Potongan Dokumen
══════════

Mengapa Kita Harus Pusing Urusan Pangan
Oleh: Guntur Soekarno
BILA saya mengikuti berita berita, baik di surat kabar maupun televisi, tampaknya kita sedang banting tulang untuk memenuhi kebutuhan pangan saat ini dan kemudian hari. Hampir seluruh pemerintah daerah (pemda) di Jawa ataupun luar Jawa berusaha mati-matian untuk dapat meningkatkan pengadaan pangan, khususnya padi dan jagung, di daerah mereka masing-masing.
Bahkan, salah satu program pemerintah pusat ialah membuat food estate atau padang pangan di daerah untuk mendongkrak pengadaan beras dan jagung. Beberapa kepala daerah bahkan masih 'pusing' dalam mengadakan bibit unggul padi dan jagung sehingga menganggap perlu menggandeng kalangan perguruan tinggi untuk memecahkan dan mengatasinya.

══════════

Baris Data
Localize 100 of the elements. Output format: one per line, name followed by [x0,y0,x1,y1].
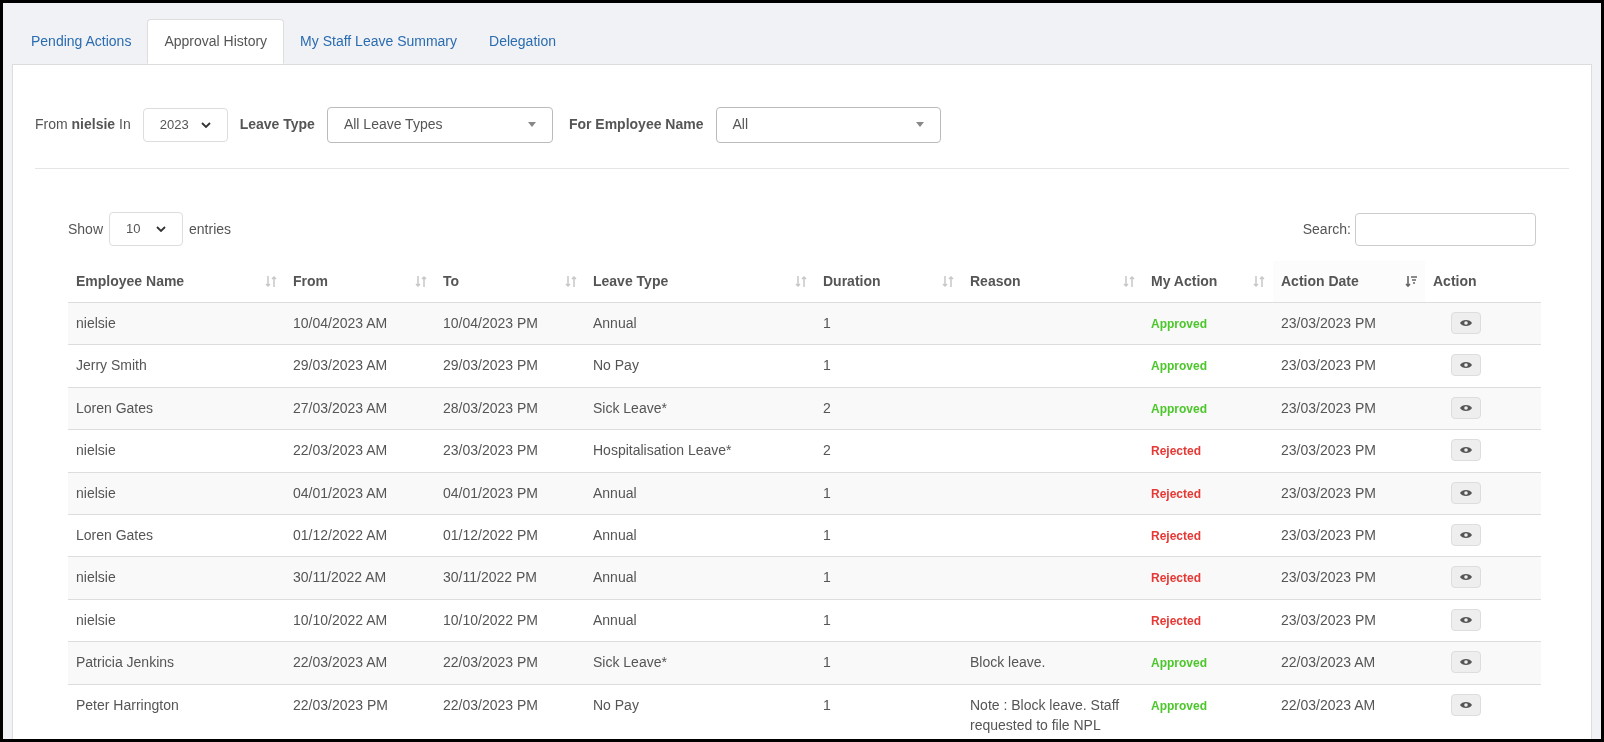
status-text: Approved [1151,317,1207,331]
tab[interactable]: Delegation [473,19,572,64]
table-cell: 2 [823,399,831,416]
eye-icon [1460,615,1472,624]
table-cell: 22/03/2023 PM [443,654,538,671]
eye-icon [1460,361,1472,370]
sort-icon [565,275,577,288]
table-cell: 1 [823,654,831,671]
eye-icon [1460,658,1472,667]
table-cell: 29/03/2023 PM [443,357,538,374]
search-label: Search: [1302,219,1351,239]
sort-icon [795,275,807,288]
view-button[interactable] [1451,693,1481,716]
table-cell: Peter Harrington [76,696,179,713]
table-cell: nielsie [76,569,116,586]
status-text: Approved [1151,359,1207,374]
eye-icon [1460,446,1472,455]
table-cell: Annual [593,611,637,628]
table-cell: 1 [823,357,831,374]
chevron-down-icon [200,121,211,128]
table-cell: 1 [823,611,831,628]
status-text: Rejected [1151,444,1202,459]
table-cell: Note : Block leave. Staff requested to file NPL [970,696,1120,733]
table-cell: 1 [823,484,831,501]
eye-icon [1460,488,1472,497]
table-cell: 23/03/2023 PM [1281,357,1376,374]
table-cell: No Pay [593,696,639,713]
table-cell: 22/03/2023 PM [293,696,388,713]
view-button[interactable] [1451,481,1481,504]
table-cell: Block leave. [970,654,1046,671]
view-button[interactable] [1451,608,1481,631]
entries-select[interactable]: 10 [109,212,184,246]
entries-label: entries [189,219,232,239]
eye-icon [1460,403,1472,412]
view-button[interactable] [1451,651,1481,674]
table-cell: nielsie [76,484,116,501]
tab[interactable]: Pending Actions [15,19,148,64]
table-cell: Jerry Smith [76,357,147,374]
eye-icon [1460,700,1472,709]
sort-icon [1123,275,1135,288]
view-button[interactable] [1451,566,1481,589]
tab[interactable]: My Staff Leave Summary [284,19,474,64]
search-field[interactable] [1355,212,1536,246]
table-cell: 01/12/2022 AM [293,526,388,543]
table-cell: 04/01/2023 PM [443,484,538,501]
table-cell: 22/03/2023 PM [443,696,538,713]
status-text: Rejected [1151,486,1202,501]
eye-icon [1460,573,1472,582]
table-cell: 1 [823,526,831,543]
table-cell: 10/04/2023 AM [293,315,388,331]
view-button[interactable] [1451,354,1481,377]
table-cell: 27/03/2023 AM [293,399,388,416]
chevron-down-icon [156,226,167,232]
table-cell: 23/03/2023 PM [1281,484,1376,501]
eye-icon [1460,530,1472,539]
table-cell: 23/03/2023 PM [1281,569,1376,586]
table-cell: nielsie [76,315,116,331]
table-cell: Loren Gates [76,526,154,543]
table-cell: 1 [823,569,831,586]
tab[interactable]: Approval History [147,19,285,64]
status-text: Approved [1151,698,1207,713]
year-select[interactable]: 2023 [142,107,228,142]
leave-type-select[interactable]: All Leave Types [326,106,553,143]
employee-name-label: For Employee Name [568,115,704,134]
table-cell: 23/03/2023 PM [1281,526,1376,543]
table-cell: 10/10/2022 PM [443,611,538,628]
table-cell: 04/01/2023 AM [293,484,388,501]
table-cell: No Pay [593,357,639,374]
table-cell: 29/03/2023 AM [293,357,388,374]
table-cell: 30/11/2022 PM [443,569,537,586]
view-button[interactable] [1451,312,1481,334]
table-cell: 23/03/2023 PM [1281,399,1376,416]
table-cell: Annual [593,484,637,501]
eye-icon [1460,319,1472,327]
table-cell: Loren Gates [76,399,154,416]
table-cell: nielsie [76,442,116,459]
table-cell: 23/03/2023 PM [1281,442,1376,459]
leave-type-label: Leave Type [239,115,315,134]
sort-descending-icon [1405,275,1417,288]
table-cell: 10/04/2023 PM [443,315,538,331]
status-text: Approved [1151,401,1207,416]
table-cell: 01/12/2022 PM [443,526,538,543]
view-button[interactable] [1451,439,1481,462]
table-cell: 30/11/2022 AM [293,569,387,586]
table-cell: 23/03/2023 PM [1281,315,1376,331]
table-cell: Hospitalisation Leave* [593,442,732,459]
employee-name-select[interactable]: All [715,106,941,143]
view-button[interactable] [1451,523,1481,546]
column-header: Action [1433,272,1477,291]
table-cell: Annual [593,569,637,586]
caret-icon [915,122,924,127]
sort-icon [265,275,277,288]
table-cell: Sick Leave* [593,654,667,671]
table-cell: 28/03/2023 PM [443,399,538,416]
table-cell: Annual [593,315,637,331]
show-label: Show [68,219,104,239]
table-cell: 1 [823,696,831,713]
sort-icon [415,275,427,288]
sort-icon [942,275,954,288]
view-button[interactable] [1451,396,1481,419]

══════════

Tugas Wajib
1: Jawab pertanyaan berikut berdasarkan tulisan tentang urusan pangan:
(a) Dari media apa saja penulis mengikuti berita?
(b) Komoditas apa yang khususnya ingin ditingkatkan pengadaannya oleh pemerintah daerah?
(c) Dengan kalangan mana beberapa kepala daerah merasa perlu bekerja sama untuk mengatasi pengadaan bibit unggul?
2: Teruskan tulisan tentang urusan pangan mulai dari kalimat terakhirnya.
Listing di atas tidak diperlukan untuk mengerjakan apa pun.

Hasil Akhir
1:
(a) Surat kabar dan televisi.
(b) Padi dan jagung.
(c) Kalangan perguruan tinggi.

2:
Saya terus terang heran mengapa beliau-beliau harus 'pusing' bahkan bingung menghadapi hal tersebut? Bukankah kita sejak 1965 sudah mempunyai jenis-jenis padi unggul bahkan ketela (singkong) hasil penelitian para petani; Yagus dan Martief Djemain. Bahkan, untuk jenis padi, hasil karya Martief Djemain dari Jawa Timur diberi nama oleh Bung Karno Padi Marhaen.
Jenis padi-padian tadi rasanya lebih gurih, kering, dan umur panennya singkat sehingga dalam setahun dapat beberapa kali panen. Kalau saja pada era Orde Baru yang sukses berswasembada pangan dan di Orde Reformasi kita tetap mengembangkan karya-karya Yagus dan Martief Djemain, saat ini mungkin tidak terlalu 'pusing' dalam pengadaan pangan, khususnya beras.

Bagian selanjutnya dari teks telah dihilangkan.